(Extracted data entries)
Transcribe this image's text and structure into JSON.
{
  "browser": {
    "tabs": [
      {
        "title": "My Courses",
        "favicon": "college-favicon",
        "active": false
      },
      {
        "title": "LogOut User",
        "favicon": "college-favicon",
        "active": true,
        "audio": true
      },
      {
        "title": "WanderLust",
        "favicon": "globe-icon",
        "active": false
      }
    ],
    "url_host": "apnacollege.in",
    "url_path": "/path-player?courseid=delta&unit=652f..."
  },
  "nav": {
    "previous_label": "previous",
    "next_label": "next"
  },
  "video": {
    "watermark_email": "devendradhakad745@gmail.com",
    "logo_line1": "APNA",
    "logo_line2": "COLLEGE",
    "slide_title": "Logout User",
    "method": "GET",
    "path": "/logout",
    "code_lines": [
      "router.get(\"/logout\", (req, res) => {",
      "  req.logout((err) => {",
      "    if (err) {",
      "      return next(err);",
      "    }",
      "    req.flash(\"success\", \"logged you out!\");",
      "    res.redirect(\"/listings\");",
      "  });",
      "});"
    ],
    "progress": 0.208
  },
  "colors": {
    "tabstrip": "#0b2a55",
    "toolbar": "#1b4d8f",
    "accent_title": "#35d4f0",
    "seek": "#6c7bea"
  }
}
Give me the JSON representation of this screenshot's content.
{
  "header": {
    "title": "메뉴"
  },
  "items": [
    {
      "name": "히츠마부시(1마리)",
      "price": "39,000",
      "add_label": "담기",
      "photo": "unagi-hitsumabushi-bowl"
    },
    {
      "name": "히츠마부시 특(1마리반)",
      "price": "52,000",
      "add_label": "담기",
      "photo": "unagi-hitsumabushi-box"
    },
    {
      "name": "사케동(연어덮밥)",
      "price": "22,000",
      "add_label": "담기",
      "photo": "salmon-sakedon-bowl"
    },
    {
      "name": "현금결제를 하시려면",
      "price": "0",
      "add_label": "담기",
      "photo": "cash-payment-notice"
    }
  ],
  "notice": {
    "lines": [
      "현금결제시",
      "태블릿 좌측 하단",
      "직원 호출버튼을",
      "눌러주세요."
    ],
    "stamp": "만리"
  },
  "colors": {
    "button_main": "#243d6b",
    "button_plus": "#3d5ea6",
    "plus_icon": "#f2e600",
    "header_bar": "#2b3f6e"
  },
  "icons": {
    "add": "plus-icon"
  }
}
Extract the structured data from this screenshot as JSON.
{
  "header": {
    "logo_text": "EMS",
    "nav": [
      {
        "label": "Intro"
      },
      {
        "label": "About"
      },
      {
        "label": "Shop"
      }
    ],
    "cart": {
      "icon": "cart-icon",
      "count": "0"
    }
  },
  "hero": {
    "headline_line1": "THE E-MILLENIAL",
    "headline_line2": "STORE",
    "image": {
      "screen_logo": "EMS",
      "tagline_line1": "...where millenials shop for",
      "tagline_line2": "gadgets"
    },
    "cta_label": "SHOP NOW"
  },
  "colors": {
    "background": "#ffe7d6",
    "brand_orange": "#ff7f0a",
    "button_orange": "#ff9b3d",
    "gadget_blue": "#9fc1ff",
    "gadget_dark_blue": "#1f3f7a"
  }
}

AIM:
From the data above, copy each line where the string "path" appears.

CORRECT RESPONSE:
    "url_path": "/path-player?courseid=delta&unit=652f..."
    "path": "/logout",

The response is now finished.